_What is required_
Quote the entries in full, character for character, without their images.

↓

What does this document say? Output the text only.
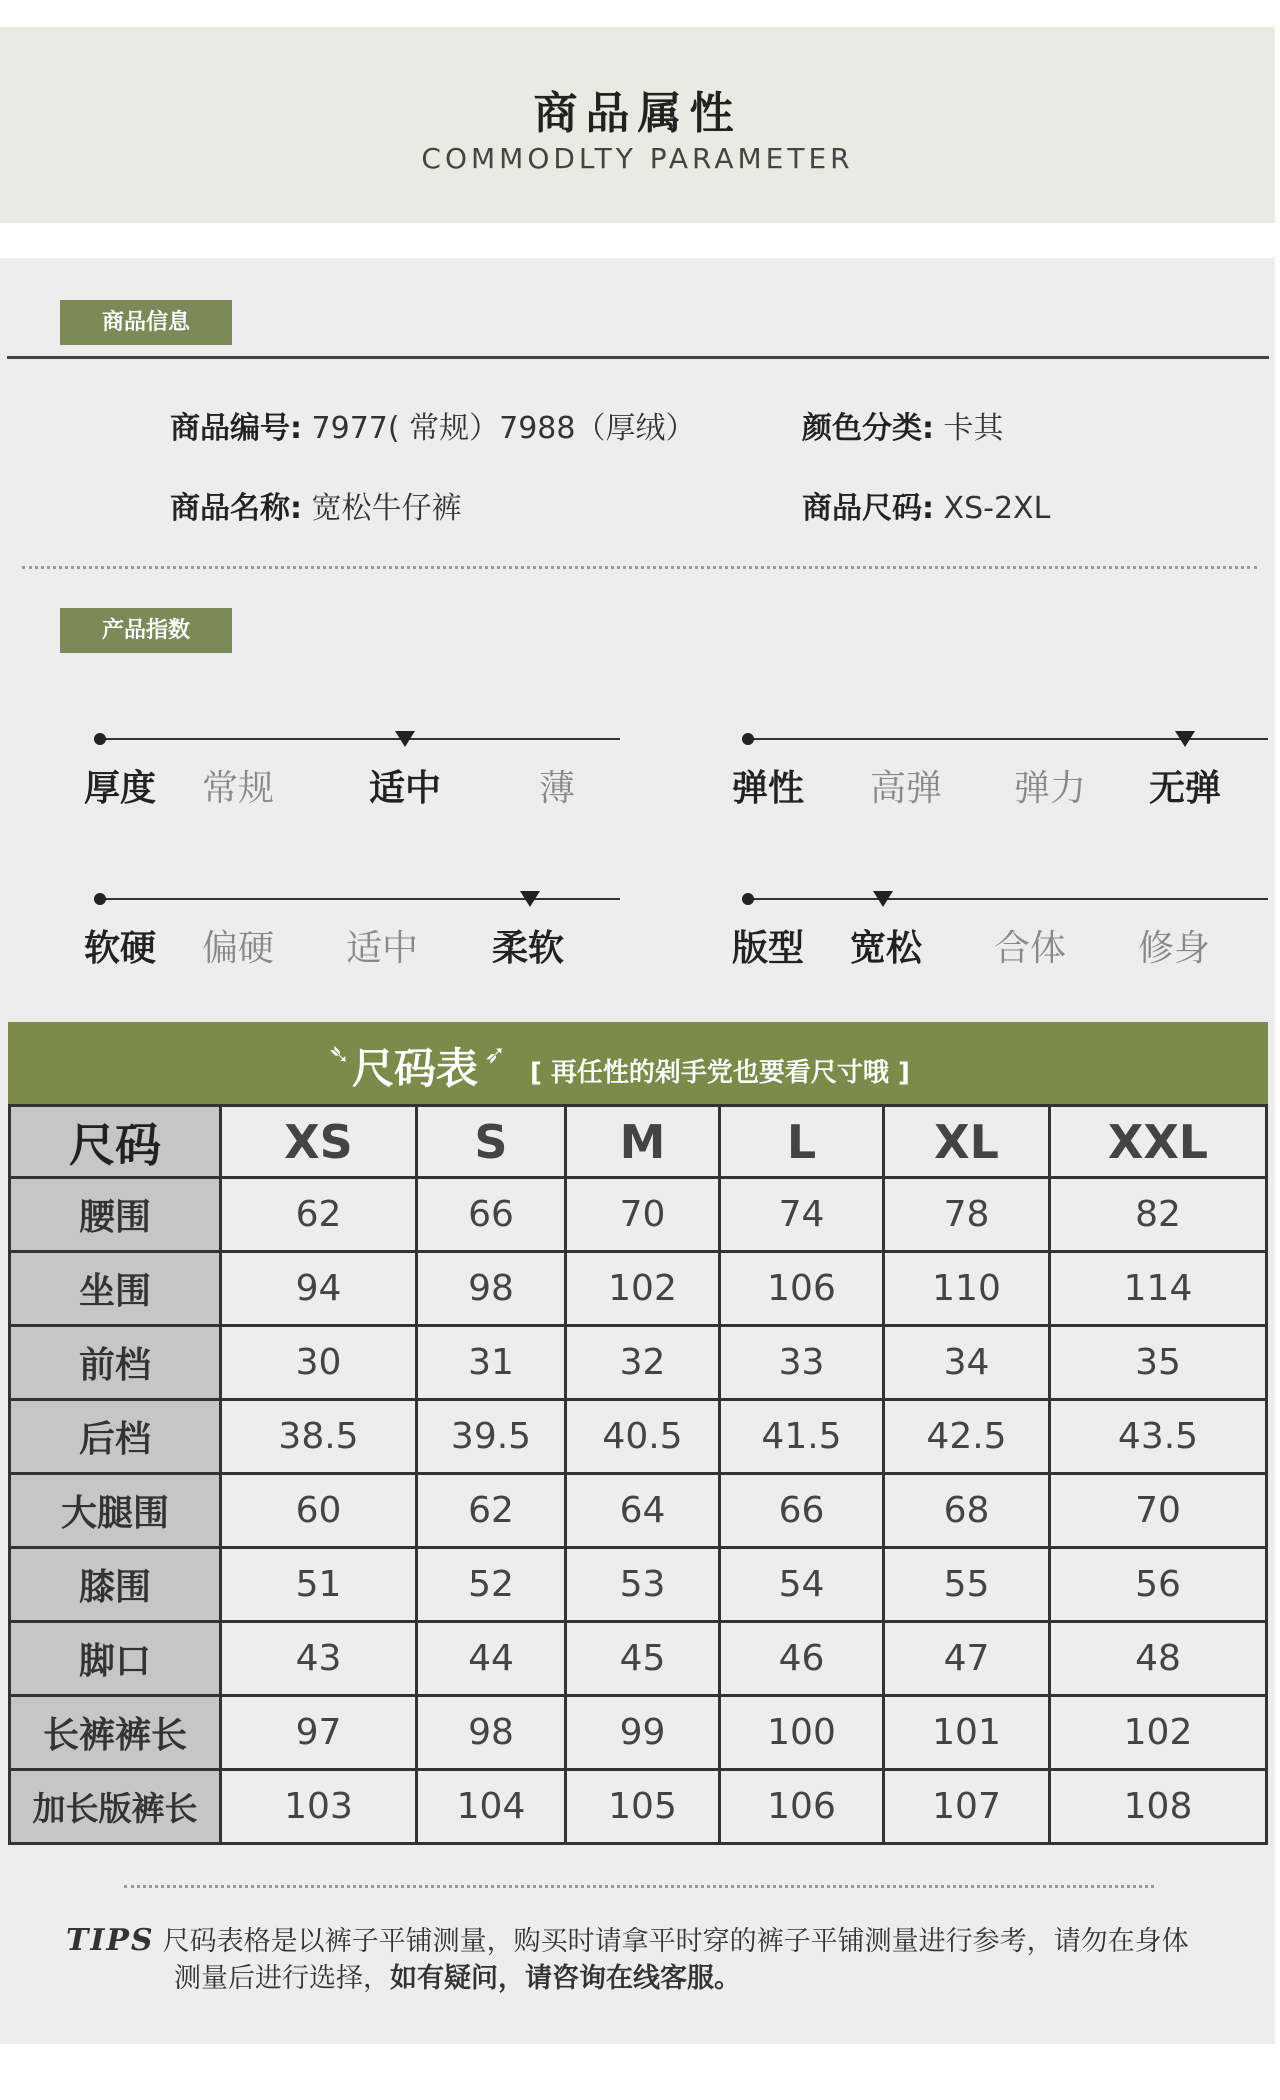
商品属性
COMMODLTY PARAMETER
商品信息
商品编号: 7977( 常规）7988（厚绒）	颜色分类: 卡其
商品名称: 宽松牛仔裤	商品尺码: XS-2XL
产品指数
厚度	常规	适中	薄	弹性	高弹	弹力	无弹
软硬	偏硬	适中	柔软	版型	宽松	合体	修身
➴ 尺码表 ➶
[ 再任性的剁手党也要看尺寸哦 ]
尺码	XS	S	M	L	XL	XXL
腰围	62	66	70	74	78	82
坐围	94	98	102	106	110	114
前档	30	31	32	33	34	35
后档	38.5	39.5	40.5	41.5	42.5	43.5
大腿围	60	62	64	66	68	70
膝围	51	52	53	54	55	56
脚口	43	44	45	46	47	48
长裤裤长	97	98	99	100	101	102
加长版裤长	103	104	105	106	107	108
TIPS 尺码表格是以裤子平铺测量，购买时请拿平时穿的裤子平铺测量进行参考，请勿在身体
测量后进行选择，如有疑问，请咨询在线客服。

↑

_Result of the exercise_
What does this document say? Output the text only.
商品属性
COMMODLTY PARAMETER
商品信息
商品编号: 7977( 常规）7988（厚绒）	颜色分类: 卡其
商品名称: 宽松牛仔裤	商品尺码: XS-2XL
产品指数
厚度	常规	适中	薄	弹性	高弹	弹力	无弹
软硬	偏硬	适中	柔软	版型	宽松	合体	修身
➴ 尺码表 ➶
[ 再任性的剁手党也要看尺寸哦 ]
尺码	XS	S	M	L	XL	XXL
腰围	62	66	70	74	78	82
坐围	94	98	102	106	110	114
前档	30	31	32	33	34	35
后档	38.5	39.5	40.5	41.5	42.5	43.5
大腿围	60	62	64	66	68	70
膝围	51	52	53	54	55	56
脚口	43	44	45	46	47	48
长裤裤长	97	98	99	100	101	102
加长版裤长	103	104	105	106	107	108
TIPS 尺码表格是以裤子平铺测量，购买时请拿平时穿的裤子平铺测量进行参考，请勿在身体
测量后进行选择，如有疑问，请咨询在线客服。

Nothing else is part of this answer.